▸ **GOAL OF THE EXERCISE**:
Search the material below for the string "good" and list each line that holds it.

>> Start

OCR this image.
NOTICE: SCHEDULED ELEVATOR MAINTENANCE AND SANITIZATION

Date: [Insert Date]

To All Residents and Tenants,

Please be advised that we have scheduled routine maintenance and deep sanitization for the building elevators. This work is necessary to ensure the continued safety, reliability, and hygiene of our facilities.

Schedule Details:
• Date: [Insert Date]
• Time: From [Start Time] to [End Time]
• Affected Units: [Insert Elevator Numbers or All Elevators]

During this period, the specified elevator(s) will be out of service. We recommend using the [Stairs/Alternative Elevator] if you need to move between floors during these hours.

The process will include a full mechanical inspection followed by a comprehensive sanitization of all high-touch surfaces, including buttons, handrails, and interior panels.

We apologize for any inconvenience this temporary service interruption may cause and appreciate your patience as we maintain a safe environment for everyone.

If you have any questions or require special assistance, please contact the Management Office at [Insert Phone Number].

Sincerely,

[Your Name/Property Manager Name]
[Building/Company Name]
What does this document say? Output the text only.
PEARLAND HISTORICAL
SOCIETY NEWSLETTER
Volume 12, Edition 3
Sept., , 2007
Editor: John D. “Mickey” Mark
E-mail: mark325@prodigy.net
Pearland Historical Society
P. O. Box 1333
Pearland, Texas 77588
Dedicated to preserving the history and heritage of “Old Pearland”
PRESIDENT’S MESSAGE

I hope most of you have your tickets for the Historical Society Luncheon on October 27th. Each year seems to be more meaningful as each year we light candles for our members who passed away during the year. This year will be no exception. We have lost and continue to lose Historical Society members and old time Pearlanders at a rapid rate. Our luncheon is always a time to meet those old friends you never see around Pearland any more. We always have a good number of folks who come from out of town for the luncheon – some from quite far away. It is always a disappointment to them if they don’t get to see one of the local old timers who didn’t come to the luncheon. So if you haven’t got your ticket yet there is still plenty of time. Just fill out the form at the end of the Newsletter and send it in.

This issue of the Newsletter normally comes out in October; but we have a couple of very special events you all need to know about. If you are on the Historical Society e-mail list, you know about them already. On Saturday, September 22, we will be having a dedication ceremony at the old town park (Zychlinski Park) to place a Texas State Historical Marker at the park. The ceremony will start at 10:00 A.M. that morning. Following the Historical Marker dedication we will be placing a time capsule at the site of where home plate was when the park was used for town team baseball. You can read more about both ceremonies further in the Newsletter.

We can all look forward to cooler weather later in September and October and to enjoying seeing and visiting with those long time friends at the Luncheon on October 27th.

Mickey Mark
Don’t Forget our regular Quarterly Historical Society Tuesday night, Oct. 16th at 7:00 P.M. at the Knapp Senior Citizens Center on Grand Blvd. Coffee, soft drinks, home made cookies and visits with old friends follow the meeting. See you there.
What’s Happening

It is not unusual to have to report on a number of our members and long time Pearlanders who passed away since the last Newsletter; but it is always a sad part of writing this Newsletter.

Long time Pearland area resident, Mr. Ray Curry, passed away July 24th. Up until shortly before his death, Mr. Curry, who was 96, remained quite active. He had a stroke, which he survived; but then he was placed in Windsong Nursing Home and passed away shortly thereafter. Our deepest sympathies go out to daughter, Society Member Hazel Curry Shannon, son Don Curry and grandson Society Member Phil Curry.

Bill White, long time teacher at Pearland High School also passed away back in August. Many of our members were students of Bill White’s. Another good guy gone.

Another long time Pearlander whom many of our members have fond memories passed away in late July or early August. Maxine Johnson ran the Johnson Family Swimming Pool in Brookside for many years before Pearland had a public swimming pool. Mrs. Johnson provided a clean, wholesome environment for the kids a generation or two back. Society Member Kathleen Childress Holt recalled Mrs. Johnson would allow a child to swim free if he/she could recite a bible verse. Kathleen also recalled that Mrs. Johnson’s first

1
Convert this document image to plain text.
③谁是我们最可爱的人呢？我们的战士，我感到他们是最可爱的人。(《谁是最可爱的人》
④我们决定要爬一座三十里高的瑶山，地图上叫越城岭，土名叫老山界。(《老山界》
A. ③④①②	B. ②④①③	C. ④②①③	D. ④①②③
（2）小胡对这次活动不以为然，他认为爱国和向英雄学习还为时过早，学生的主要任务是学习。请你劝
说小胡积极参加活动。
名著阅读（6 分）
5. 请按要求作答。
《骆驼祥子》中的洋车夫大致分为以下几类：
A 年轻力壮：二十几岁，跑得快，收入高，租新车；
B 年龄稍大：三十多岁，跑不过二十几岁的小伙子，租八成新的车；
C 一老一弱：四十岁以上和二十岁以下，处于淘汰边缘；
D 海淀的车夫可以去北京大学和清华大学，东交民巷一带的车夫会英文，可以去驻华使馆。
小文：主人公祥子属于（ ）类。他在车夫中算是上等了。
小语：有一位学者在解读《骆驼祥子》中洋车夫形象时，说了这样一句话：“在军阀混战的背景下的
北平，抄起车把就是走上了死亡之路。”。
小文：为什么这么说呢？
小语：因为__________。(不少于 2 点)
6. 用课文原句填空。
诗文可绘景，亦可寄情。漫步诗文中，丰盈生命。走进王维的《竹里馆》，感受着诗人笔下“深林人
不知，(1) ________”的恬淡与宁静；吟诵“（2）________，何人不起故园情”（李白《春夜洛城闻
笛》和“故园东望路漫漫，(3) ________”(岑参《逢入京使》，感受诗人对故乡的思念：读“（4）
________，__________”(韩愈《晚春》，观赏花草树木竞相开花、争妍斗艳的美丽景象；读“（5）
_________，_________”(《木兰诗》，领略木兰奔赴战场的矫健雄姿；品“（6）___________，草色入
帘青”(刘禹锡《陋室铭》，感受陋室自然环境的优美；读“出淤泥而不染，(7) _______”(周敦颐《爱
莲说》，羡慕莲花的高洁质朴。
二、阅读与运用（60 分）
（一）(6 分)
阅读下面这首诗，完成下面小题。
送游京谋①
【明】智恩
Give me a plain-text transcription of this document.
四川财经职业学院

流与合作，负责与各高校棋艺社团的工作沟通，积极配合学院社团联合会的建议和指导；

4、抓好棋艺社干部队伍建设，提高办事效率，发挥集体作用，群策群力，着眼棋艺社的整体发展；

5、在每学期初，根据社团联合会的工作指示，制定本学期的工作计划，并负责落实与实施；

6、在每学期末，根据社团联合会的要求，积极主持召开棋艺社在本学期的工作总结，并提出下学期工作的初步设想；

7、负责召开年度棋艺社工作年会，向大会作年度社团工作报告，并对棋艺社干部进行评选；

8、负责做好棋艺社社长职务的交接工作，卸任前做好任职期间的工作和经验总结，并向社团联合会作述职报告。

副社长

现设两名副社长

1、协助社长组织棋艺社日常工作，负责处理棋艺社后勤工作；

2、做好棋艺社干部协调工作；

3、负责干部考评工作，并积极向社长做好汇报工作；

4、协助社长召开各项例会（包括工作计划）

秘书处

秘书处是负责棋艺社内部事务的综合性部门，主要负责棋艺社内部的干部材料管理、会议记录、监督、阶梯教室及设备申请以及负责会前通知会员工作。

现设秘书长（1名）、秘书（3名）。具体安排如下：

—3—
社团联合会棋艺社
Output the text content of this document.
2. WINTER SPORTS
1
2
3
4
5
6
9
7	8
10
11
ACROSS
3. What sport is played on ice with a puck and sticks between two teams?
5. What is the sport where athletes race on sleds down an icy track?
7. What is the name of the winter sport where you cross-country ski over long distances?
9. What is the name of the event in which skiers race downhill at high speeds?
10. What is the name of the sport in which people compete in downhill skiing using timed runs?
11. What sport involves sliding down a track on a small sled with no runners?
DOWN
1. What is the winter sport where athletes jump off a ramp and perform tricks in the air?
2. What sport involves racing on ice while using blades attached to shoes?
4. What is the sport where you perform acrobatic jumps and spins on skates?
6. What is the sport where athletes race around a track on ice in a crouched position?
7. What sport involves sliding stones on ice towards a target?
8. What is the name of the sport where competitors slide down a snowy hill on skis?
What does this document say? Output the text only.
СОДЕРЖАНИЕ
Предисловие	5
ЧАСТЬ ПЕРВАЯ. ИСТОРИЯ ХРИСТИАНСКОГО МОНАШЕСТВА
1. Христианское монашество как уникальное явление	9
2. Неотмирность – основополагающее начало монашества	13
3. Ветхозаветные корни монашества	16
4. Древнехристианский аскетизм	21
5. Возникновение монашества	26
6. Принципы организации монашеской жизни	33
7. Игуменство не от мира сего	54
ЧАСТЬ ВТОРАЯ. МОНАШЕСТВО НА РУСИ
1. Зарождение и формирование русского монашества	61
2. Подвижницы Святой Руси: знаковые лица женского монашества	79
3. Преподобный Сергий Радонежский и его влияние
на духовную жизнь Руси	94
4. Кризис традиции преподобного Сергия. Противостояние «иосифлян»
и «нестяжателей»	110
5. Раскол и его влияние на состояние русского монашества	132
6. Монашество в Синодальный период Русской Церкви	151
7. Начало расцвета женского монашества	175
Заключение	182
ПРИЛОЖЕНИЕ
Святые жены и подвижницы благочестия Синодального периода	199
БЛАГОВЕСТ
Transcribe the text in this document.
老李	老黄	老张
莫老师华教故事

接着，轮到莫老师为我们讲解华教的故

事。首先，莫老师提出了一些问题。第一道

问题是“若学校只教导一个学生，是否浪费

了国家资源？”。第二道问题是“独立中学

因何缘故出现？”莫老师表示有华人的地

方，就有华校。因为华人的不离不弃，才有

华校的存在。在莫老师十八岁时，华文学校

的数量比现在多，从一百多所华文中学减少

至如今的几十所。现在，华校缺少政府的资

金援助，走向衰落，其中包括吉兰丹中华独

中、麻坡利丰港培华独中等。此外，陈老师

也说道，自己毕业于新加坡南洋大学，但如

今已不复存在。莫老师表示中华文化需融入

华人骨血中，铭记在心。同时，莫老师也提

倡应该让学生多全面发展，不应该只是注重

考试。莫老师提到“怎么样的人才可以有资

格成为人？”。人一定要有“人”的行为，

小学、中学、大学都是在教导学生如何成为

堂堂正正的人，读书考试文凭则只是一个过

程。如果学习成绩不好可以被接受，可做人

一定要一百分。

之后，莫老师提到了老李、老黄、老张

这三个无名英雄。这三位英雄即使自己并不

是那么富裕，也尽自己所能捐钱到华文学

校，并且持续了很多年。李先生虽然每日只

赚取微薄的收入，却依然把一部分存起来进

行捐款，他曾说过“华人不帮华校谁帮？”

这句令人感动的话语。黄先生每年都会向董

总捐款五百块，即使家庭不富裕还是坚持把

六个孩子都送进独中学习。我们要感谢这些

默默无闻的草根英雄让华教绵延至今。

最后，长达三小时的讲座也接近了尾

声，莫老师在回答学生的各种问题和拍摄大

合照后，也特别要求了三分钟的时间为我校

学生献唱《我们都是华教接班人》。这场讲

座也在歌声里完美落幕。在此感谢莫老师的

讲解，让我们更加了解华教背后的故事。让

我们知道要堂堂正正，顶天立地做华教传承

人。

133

>> End

▸ **TASK OUTPUT**:
I hope most of you have your tickets for the Historical Society Luncheon on October 27th. Each year seems to be more meaningful as each year we light candles for our members who passed away during the year. This year will be no exception. We have lost and continue to lose Historical Society members and old time Pearlanders at a rapid rate. Our luncheon is always a time to meet those old friends you never see around Pearland any more. We always have a good number of folks who come from out of town for the luncheon – some from quite far away. It is always a disappointment to them if they don’t get to see one of the local old timers who didn’t come to the luncheon. So if you haven’t got your ticket yet there is still plenty of time. Just fill out the form at the end of the Newsletter and send it in.
Bill White, long time teacher at Pearland High School also passed away back in August. Many of our members were students of Bill White’s. Another good guy gone.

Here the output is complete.